— Begin —
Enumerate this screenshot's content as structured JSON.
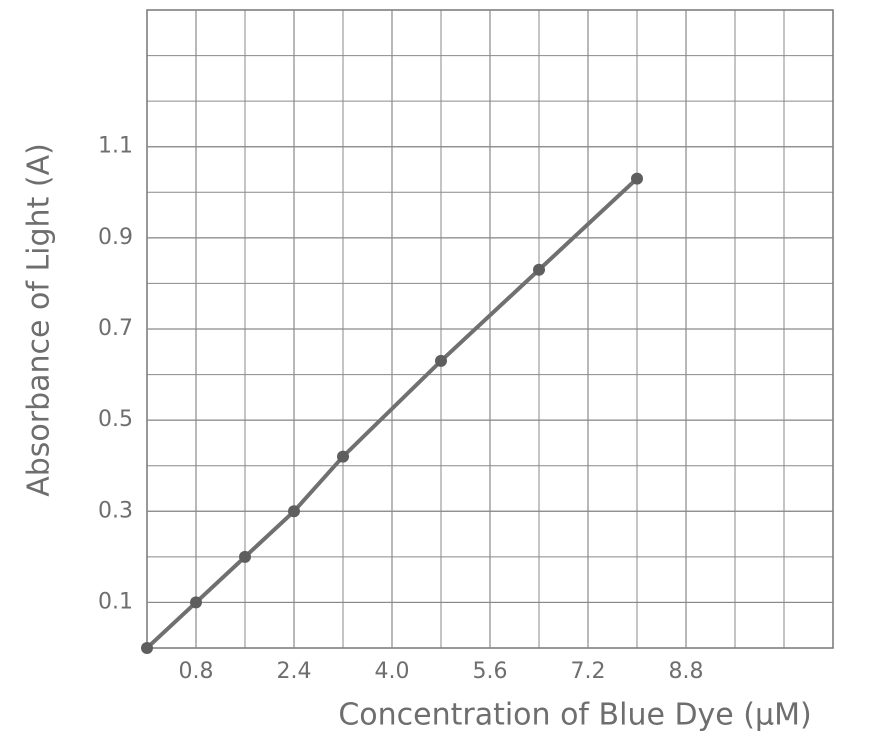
{
  "chart_data": {
    "type": "scatter",
    "x_label": "Concentration of Blue Dye (μM)",
    "y_label": "Absorbance of Light (A)",
    "series": [
      {
        "color": "#707070",
        "x": [
          0,
          0.8,
          1.6,
          2.4,
          3.2,
          4.8,
          6.4,
          8.0
        ],
        "values": [
          0,
          0.1,
          0.2,
          0.3,
          0.42,
          0.63,
          0.83,
          1.03
        ]
      }
    ],
    "xlim": [
      0,
      11.2
    ],
    "ylim": [
      0,
      1.4
    ],
    "xticks": [
      0.8,
      2.4,
      {
        "value": 4,
        "label": "4.0"
      },
      5.6,
      7.2,
      8.8
    ],
    "yticks": [
      0.1,
      0.3,
      0.5,
      0.7,
      0.9,
      1.1
    ],
    "grid": true
  }
}
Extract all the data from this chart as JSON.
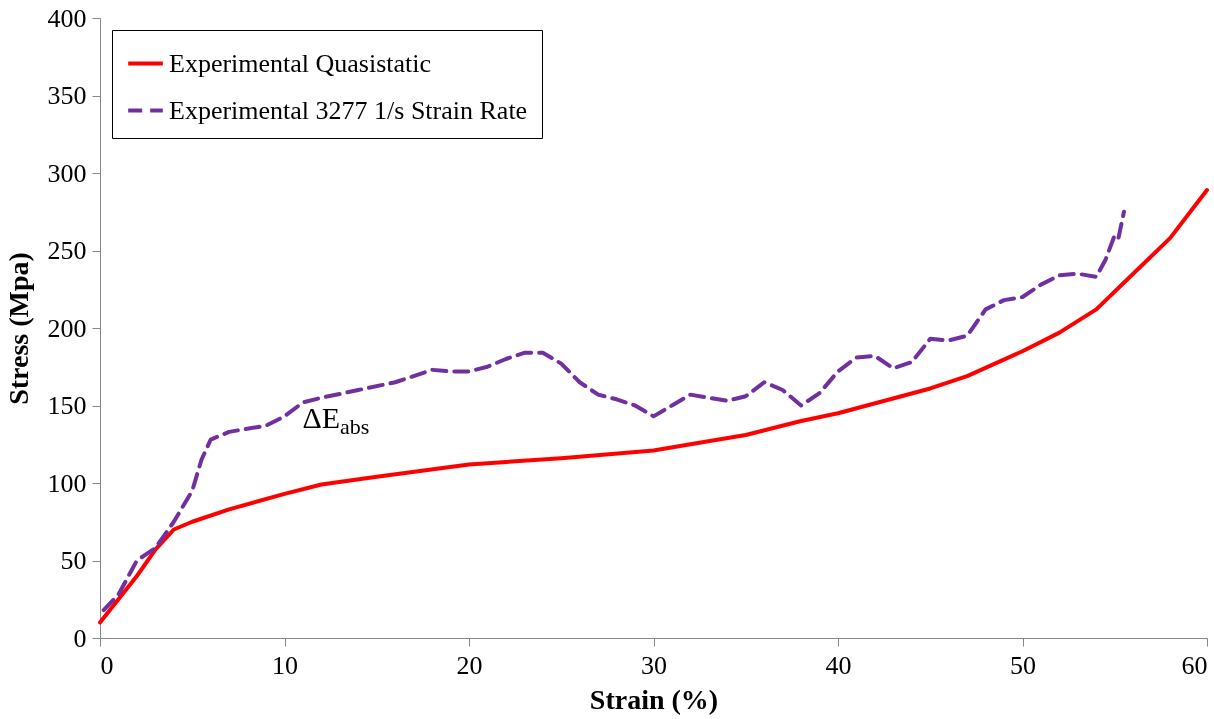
{
  "chart_data": {
    "type": "line",
    "xlabel": "Strain (%)",
    "ylabel": "Stress (Mpa)",
    "xlim": [
      0,
      60
    ],
    "xticks": [
      0,
      10,
      20,
      30,
      40,
      50,
      60
    ],
    "ylim": [
      0,
      400
    ],
    "yticks": [
      0,
      50,
      100,
      150,
      200,
      250,
      300,
      350,
      400
    ],
    "grid": false,
    "legend": "top left",
    "annotations": [
      "ΔE$_{abs}$"
    ],
    "series": [
      {
        "name": "Experimental Quasistatic",
        "color": "#ff0000",
        "line_style": "solid",
        "x": [
          0,
          1,
          2,
          3,
          4,
          5,
          7,
          10,
          12,
          15,
          20,
          25,
          30,
          32,
          35,
          38,
          40,
          45,
          47,
          50,
          52,
          54,
          56,
          58,
          60
        ],
        "values": [
          10,
          25,
          40,
          57,
          70,
          75,
          83,
          93,
          99,
          104,
          112,
          116,
          121,
          125,
          131,
          140,
          145,
          161,
          169,
          185,
          197,
          212,
          235,
          258,
          289
        ]
      },
      {
        "name": "Experimental 3277 1/s Strain Rate",
        "color": "#7030a0",
        "line_style": "dashed",
        "x": [
          0.2,
          1,
          2,
          3,
          4,
          5,
          5.5,
          6,
          7,
          9,
          10,
          11,
          12,
          14,
          16,
          18,
          19,
          20,
          21,
          22,
          23,
          24,
          25,
          26,
          27,
          28,
          29,
          30,
          31,
          32,
          33,
          34,
          35,
          36,
          37,
          38,
          39,
          40,
          41,
          42,
          43,
          44,
          45,
          46,
          47,
          48,
          49,
          50,
          51,
          52,
          53,
          54,
          54.5,
          55,
          55.2,
          55.5
        ],
        "values": [
          18,
          28,
          50,
          58,
          75,
          95,
          115,
          128,
          133,
          137,
          143,
          152,
          155,
          160,
          165,
          173,
          172,
          172,
          175,
          180,
          184,
          184,
          177,
          165,
          157,
          154,
          150,
          143,
          150,
          157,
          155,
          153,
          156,
          165,
          160,
          150,
          158,
          172,
          181,
          182,
          174,
          178,
          193,
          192,
          195,
          212,
          218,
          220,
          228,
          234,
          235,
          233,
          244,
          260,
          258,
          275
        ]
      }
    ]
  }
}
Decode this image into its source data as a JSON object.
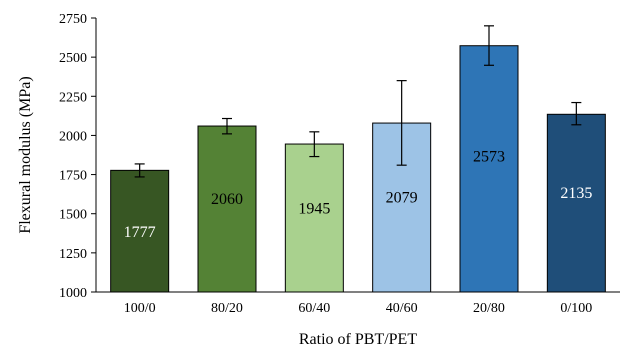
{
  "chart_data": {
    "type": "bar",
    "xlabel": "Ratio of PBT/PET",
    "ylabel": "Flexural modulus (MPa)",
    "ylim": [
      1000,
      2750
    ],
    "yticks": [
      1000,
      1250,
      1500,
      1750,
      2000,
      2250,
      2500,
      2750
    ],
    "categories": [
      "100/0",
      "80/20",
      "60/40",
      "40/60",
      "20/80",
      "0/100"
    ],
    "values": [
      1777,
      2060,
      1945,
      2079,
      2573,
      2135
    ],
    "value_labels": [
      "1777",
      "2060",
      "1945",
      "2079",
      "2573",
      "2135"
    ],
    "error_low": [
      1735,
      2010,
      1865,
      1810,
      2448,
      2068
    ],
    "error_high": [
      1818,
      2108,
      2023,
      2350,
      2700,
      2210
    ],
    "bar_colors": [
      "#375623",
      "#548235",
      "#a9d18e",
      "#9dc3e6",
      "#2e75b6",
      "#1f4e79"
    ],
    "label_colors": [
      "#ffffff",
      "#000000",
      "#000000",
      "#000000",
      "#000000",
      "#ffffff"
    ],
    "grid": false,
    "legend": "none"
  }
}
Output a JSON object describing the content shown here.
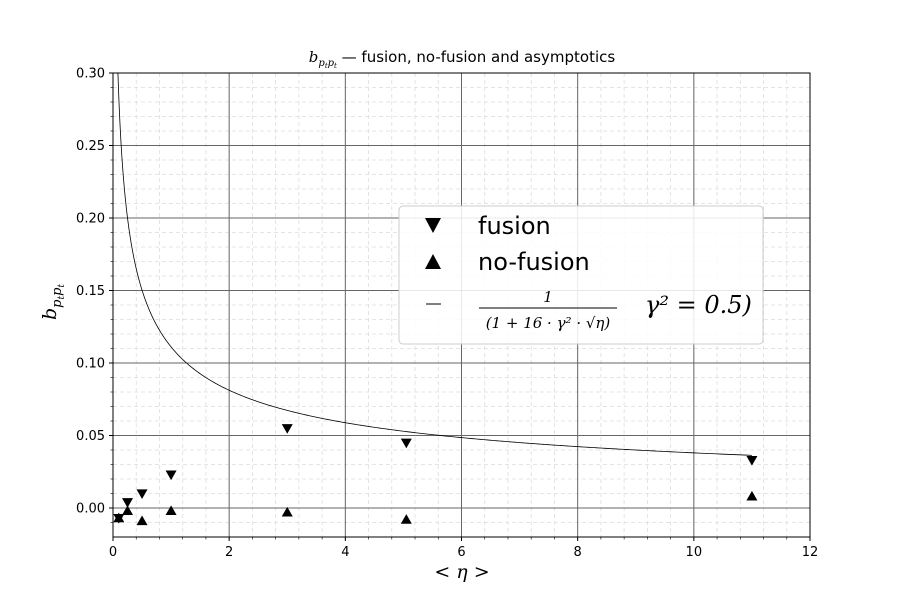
{
  "chart_data": {
    "type": "scatter",
    "title": "b_{p_t p_t} — fusion, no-fusion and asymptotics",
    "title_parts": {
      "symbol": "b",
      "subscript": "p",
      "subsub1": "t",
      "subscript2": "p",
      "subsub2": "t",
      "rest": " — fusion, no-fusion and asymptotics"
    },
    "xlabel": "< η >",
    "ylabel": "b_{p_t p_t}",
    "xlim": [
      0,
      12
    ],
    "ylim": [
      -0.02,
      0.3
    ],
    "x_ticks": [
      0,
      2,
      4,
      6,
      8,
      10,
      12
    ],
    "x_tick_labels": [
      "0",
      "2",
      "4",
      "6",
      "8",
      "10",
      "12"
    ],
    "y_ticks": [
      0.0,
      0.05,
      0.1,
      0.15,
      0.2,
      0.25,
      0.3
    ],
    "y_tick_labels": [
      "0.00",
      "0.05",
      "0.10",
      "0.15",
      "0.20",
      "0.25",
      "0.30"
    ],
    "grid": "major and minor",
    "legend_placement": "center-right",
    "series": [
      {
        "name": "fusion",
        "marker": "triangle-down",
        "x": [
          0.1,
          0.25,
          0.5,
          1.0,
          3.0,
          5.05,
          11.0
        ],
        "y": [
          -0.007,
          0.004,
          0.01,
          0.023,
          0.055,
          0.045,
          0.033
        ]
      },
      {
        "name": "no-fusion",
        "marker": "triangle-up",
        "x": [
          0.1,
          0.25,
          0.5,
          1.0,
          3.0,
          5.05,
          11.0
        ],
        "y": [
          -0.007,
          -0.002,
          -0.009,
          -0.002,
          -0.003,
          -0.008,
          0.008
        ]
      }
    ],
    "curve": {
      "name": "1 / (1 + 16 · γ² · √η)",
      "legend_numerator": "1",
      "legend_denominator": "(1 + 16 · γ² · √η)",
      "legend_extra": "γ² = 0.5)",
      "gamma_squared": 0.5,
      "coefficient": 16,
      "x_start": 0.02,
      "x_end": 11.0
    }
  },
  "colors": {
    "marker": "#000000",
    "curve": "#000000",
    "major_grid": "#666666",
    "minor_grid": "#dddddd",
    "legend_border": "#cccccc"
  }
}
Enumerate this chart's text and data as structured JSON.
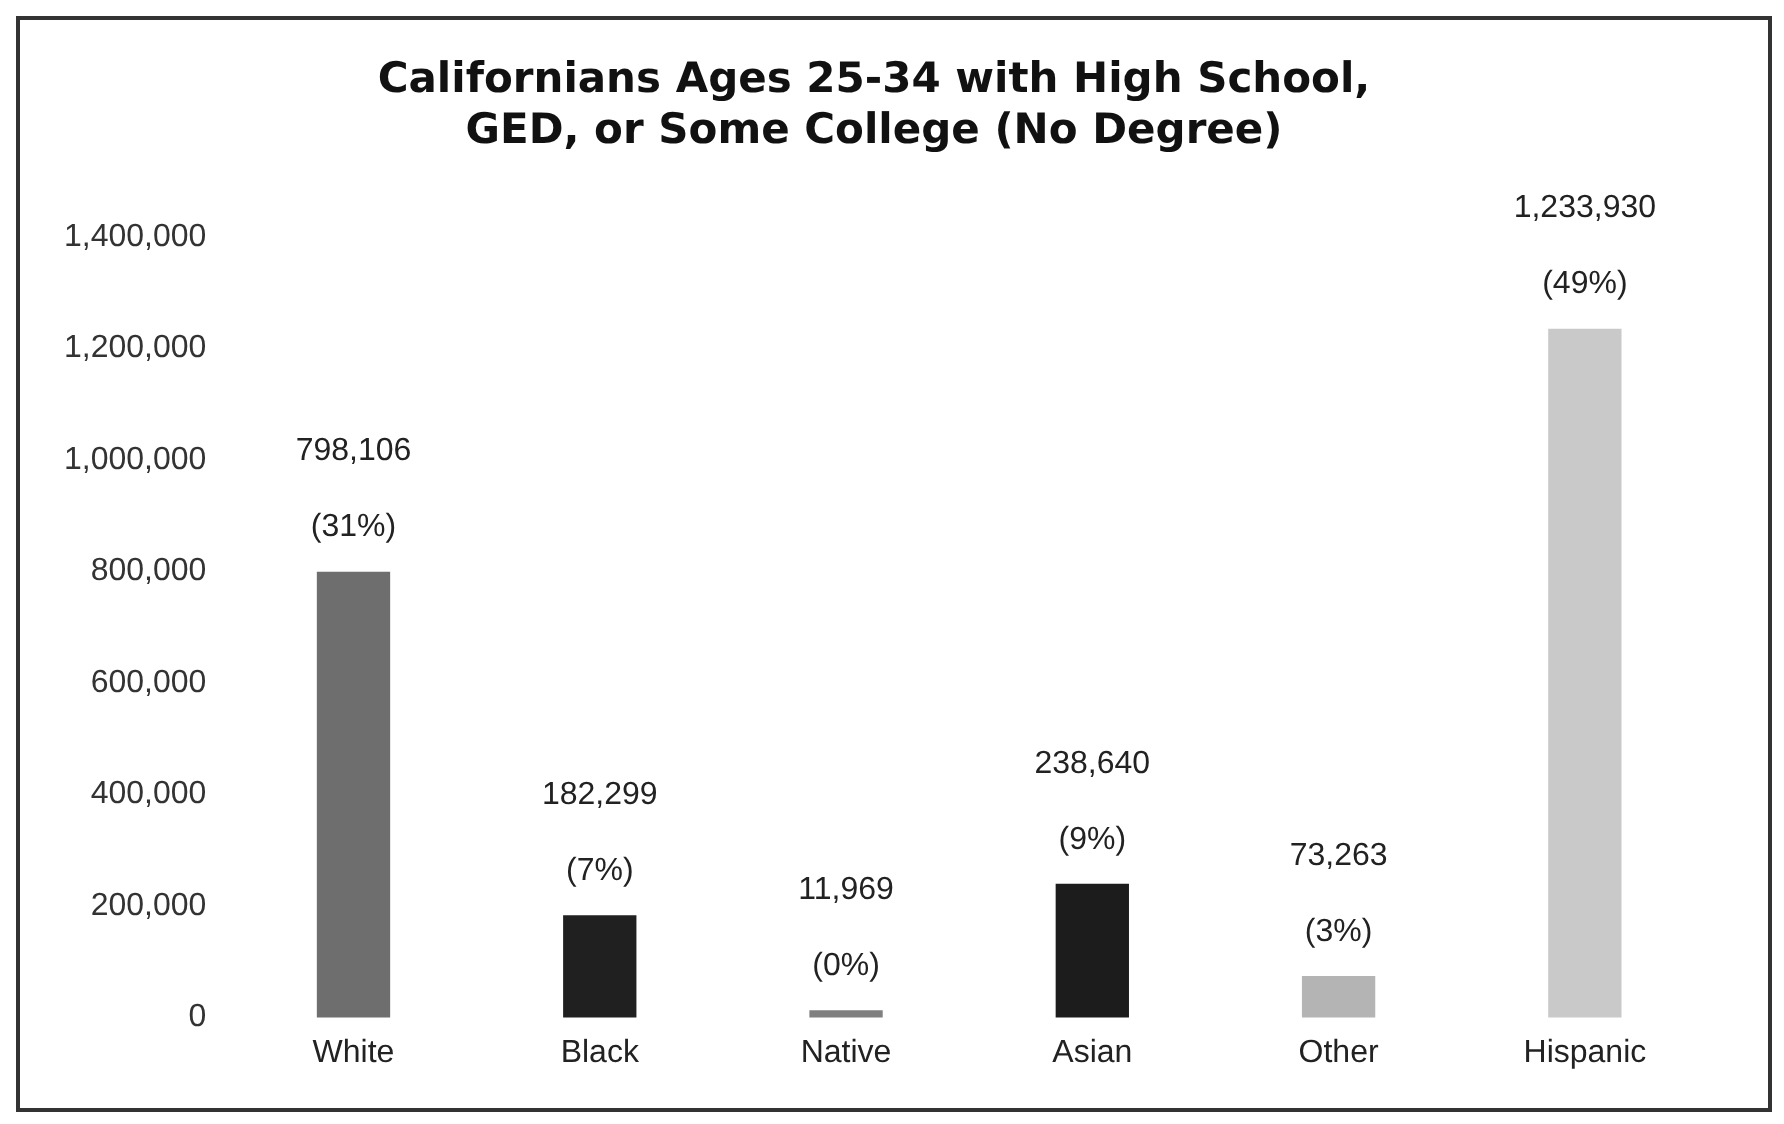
{
  "chart_data": {
    "type": "bar",
    "title": "Californians Ages 25-34 with High School, GED, or Some College (No Degree)",
    "categories": [
      "White",
      "Black",
      "Native",
      "Asian",
      "Other",
      "Hispanic"
    ],
    "values": [
      798106,
      182299,
      11969,
      238640,
      73263,
      1233930
    ],
    "colors": [
      "#6e6e6e",
      "#202020",
      "#808080",
      "#1c1c1c",
      "#b4b4b4",
      "#c9c9c9"
    ],
    "value_labels": [
      "798,106 (31%)",
      "182,299 (7%)",
      "11,969 (0%)",
      "238,640 (9%)",
      "73,263 (3%)",
      "1,233,930 (49%)"
    ],
    "ylim": [
      0,
      1400000
    ],
    "yticks": [
      0,
      {
        "value": 200000,
        "label": "200,000"
      },
      {
        "value": 400000,
        "label": "400,000"
      },
      {
        "value": 600000,
        "label": "600,000"
      },
      {
        "value": 800000,
        "label": "800,000"
      },
      {
        "value": 1000000,
        "label": "1,000,000"
      },
      {
        "value": 1200000,
        "label": "1,200,000"
      },
      {
        "value": 1400000,
        "label": "1,400,000"
      }
    ],
    "grid": false,
    "legend": false
  }
}
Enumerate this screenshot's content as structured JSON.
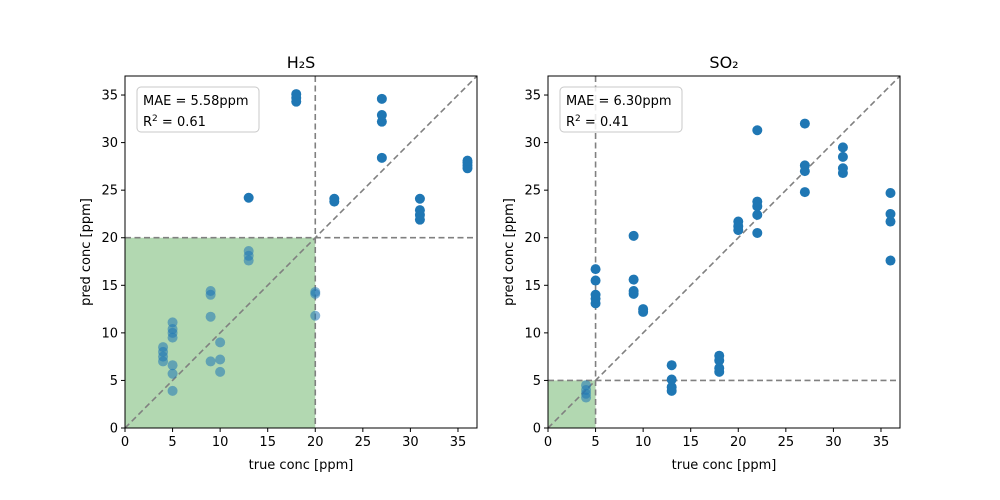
{
  "chart_data": [
    {
      "type": "scatter",
      "title": "H₂S",
      "xlabel": "true conc [ppm]",
      "ylabel": "pred conc [ppm]",
      "xlim": [
        0,
        37
      ],
      "ylim": [
        0,
        37
      ],
      "xticks": [
        0,
        5,
        10,
        15,
        20,
        25,
        30,
        35
      ],
      "yticks": [
        0,
        5,
        10,
        15,
        20,
        25,
        30,
        35
      ],
      "threshold": 20,
      "grid": false,
      "annotation": {
        "mae_text": "MAE = 5.58ppm",
        "r2_prefix": "R",
        "r2_sup": "2",
        "r2_value": " = 0.61"
      },
      "colors": {
        "points": "#1f77b4",
        "region": "#b2d8b1",
        "lines": "#808080"
      },
      "points": [
        [
          4,
          7.0
        ],
        [
          4,
          7.5
        ],
        [
          4,
          8.0
        ],
        [
          4,
          8.5
        ],
        [
          5,
          3.9
        ],
        [
          5,
          5.7
        ],
        [
          5,
          6.6
        ],
        [
          5,
          9.5
        ],
        [
          5,
          10.0
        ],
        [
          5,
          10.4
        ],
        [
          5,
          11.1
        ],
        [
          9,
          7.0
        ],
        [
          9,
          11.7
        ],
        [
          9,
          14.0
        ],
        [
          9,
          14.4
        ],
        [
          10,
          5.9
        ],
        [
          10,
          7.2
        ],
        [
          10,
          9.0
        ],
        [
          13,
          17.6
        ],
        [
          13,
          18.1
        ],
        [
          13,
          18.6
        ],
        [
          13,
          24.2
        ],
        [
          18,
          34.3
        ],
        [
          18,
          34.7
        ],
        [
          18,
          35.1
        ],
        [
          20,
          11.8
        ],
        [
          20,
          14.1
        ],
        [
          20,
          14.3
        ],
        [
          22,
          23.8
        ],
        [
          22,
          24.1
        ],
        [
          27,
          28.4
        ],
        [
          27,
          32.2
        ],
        [
          27,
          32.9
        ],
        [
          27,
          34.6
        ],
        [
          31,
          21.9
        ],
        [
          31,
          22.4
        ],
        [
          31,
          22.9
        ],
        [
          31,
          24.1
        ],
        [
          36,
          27.3
        ],
        [
          36,
          27.6
        ],
        [
          36,
          27.9
        ],
        [
          36,
          28.1
        ]
      ]
    },
    {
      "type": "scatter",
      "title": "SO₂",
      "xlabel": "true conc [ppm]",
      "ylabel": "pred conc [ppm]",
      "xlim": [
        0,
        37
      ],
      "ylim": [
        0,
        37
      ],
      "xticks": [
        0,
        5,
        10,
        15,
        20,
        25,
        30,
        35
      ],
      "yticks": [
        0,
        5,
        10,
        15,
        20,
        25,
        30,
        35
      ],
      "threshold": 5,
      "grid": false,
      "annotation": {
        "mae_text": "MAE = 6.30ppm",
        "r2_prefix": "R",
        "r2_sup": "2",
        "r2_value": " = 0.41"
      },
      "colors": {
        "points": "#1f77b4",
        "region": "#b2d8b1",
        "lines": "#808080"
      },
      "points": [
        [
          4,
          3.2
        ],
        [
          4,
          3.6
        ],
        [
          4,
          4.0
        ],
        [
          4,
          4.5
        ],
        [
          5,
          13.1
        ],
        [
          5,
          13.6
        ],
        [
          5,
          14.0
        ],
        [
          5,
          15.5
        ],
        [
          5,
          16.7
        ],
        [
          9,
          14.1
        ],
        [
          9,
          14.4
        ],
        [
          9,
          15.6
        ],
        [
          9,
          20.2
        ],
        [
          10,
          12.2
        ],
        [
          10,
          12.5
        ],
        [
          13,
          3.9
        ],
        [
          13,
          4.3
        ],
        [
          13,
          5.1
        ],
        [
          13,
          6.6
        ],
        [
          18,
          5.9
        ],
        [
          18,
          6.3
        ],
        [
          18,
          7.1
        ],
        [
          18,
          7.6
        ],
        [
          20,
          20.8
        ],
        [
          20,
          21.2
        ],
        [
          20,
          21.7
        ],
        [
          22,
          20.5
        ],
        [
          22,
          22.4
        ],
        [
          22,
          23.3
        ],
        [
          22,
          23.8
        ],
        [
          22,
          31.3
        ],
        [
          27,
          24.8
        ],
        [
          27,
          27.0
        ],
        [
          27,
          27.6
        ],
        [
          27,
          32.0
        ],
        [
          31,
          26.8
        ],
        [
          31,
          27.3
        ],
        [
          31,
          28.5
        ],
        [
          31,
          29.5
        ],
        [
          36,
          17.6
        ],
        [
          36,
          21.7
        ],
        [
          36,
          22.5
        ],
        [
          36,
          24.7
        ]
      ]
    }
  ]
}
— End —
§ **What you will do**
Your answer should be a single number: the count of lines containing the word "object".

§ **The reply**
2